Extracted data entries
START

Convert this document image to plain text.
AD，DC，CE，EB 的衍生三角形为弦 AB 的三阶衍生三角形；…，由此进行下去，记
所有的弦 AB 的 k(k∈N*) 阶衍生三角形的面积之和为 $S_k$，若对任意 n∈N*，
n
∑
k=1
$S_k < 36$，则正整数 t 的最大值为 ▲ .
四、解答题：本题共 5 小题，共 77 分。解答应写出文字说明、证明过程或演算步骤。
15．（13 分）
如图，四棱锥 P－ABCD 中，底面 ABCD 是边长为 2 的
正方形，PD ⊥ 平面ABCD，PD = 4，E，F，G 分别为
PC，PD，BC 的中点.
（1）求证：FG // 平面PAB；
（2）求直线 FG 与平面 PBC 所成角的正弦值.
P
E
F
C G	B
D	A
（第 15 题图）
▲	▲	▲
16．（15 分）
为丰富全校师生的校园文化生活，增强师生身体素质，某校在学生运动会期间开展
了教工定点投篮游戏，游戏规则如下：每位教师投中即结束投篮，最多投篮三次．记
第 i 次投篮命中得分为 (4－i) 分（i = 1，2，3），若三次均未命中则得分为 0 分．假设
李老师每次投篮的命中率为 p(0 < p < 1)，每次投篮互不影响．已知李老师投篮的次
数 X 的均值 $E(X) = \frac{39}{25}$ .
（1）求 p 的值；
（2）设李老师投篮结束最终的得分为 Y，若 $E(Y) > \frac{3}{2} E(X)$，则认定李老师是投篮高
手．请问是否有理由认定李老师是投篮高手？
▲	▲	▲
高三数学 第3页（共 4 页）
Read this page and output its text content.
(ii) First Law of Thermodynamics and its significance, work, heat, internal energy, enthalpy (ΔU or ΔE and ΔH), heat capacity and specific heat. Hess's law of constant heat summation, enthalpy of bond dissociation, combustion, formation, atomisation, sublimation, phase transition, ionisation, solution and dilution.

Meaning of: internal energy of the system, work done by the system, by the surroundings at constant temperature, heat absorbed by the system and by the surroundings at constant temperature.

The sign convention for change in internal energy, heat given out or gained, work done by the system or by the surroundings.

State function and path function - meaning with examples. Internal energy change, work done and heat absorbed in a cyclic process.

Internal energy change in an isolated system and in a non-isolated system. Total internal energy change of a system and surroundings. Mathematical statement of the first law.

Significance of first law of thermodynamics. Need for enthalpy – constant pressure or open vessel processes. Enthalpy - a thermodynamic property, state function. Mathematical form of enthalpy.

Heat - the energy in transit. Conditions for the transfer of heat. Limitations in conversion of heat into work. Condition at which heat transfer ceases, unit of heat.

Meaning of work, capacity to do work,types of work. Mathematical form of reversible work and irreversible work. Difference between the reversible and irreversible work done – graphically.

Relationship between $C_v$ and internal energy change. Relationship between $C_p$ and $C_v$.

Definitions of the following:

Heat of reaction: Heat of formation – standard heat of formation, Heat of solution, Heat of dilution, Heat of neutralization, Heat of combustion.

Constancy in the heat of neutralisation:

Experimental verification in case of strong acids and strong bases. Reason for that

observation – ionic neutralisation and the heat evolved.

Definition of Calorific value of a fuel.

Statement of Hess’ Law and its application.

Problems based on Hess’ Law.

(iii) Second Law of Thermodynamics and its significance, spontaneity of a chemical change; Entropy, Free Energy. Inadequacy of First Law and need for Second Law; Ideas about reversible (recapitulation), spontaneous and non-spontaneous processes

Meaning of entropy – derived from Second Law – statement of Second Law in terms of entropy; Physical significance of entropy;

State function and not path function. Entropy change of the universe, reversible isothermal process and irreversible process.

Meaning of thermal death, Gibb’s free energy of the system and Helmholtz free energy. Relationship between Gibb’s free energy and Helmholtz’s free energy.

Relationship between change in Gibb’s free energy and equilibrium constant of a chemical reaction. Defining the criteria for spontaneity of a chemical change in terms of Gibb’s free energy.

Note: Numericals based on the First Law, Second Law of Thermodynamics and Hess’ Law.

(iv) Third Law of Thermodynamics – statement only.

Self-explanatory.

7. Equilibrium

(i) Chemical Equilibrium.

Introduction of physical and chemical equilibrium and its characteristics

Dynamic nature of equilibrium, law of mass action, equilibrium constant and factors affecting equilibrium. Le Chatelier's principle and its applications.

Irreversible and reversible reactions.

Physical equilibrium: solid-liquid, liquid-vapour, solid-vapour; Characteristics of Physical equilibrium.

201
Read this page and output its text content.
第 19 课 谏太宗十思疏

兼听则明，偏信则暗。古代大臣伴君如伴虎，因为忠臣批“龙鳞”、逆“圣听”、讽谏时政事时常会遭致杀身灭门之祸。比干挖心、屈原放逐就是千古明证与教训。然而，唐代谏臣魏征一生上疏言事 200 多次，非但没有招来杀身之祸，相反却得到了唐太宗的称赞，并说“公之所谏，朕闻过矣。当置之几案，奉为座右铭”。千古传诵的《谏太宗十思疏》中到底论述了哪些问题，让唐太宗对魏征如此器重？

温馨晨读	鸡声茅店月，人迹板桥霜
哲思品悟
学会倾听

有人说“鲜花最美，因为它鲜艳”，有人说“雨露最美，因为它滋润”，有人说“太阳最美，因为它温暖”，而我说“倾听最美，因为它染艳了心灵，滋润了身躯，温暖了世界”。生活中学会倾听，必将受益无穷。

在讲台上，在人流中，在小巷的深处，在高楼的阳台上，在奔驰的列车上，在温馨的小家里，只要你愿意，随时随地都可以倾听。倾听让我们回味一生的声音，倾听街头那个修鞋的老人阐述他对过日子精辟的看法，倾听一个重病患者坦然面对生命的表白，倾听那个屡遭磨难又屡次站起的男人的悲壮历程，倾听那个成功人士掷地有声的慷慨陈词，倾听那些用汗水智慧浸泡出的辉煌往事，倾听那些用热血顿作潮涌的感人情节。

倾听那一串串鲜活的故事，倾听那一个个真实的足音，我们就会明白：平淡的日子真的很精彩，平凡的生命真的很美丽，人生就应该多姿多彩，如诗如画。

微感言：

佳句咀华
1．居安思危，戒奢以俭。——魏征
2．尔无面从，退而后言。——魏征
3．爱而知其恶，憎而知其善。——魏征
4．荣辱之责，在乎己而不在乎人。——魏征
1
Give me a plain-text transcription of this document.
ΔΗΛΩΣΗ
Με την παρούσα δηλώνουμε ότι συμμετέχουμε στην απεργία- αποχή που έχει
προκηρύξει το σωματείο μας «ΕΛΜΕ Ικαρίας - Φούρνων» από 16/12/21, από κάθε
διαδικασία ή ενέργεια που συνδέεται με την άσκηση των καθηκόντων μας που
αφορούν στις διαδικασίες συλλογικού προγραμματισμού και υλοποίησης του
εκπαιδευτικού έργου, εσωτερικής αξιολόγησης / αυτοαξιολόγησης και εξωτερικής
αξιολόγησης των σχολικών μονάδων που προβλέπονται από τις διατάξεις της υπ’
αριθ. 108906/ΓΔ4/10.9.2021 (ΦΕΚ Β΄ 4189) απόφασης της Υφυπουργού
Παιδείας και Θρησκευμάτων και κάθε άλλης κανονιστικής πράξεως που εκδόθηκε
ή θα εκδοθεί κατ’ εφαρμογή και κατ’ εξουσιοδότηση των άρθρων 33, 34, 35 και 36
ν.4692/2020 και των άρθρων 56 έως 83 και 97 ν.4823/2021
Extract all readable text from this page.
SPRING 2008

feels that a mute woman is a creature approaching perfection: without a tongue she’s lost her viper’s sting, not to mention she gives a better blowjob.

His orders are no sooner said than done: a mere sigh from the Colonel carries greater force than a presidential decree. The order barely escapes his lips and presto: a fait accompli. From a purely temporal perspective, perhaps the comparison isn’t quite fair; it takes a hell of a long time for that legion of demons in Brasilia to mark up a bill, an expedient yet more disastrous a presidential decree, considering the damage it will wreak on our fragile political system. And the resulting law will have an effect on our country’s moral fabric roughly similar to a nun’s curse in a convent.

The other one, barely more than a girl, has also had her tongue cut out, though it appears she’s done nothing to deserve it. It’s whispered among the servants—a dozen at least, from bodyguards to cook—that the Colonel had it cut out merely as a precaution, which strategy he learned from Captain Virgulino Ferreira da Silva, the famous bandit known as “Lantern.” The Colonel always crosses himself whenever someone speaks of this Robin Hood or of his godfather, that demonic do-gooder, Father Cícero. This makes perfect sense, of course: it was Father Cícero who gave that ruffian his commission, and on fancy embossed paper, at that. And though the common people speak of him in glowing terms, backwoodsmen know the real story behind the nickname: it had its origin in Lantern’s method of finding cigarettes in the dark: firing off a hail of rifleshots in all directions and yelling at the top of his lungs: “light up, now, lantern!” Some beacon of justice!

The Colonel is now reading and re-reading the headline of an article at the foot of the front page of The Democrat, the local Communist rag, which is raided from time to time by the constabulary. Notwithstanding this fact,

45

END

_Stated goal:_ Looking at the entries above, say how many lines contain the word "spontaneity". Only the number is wanted.

_Complete answer:_ 2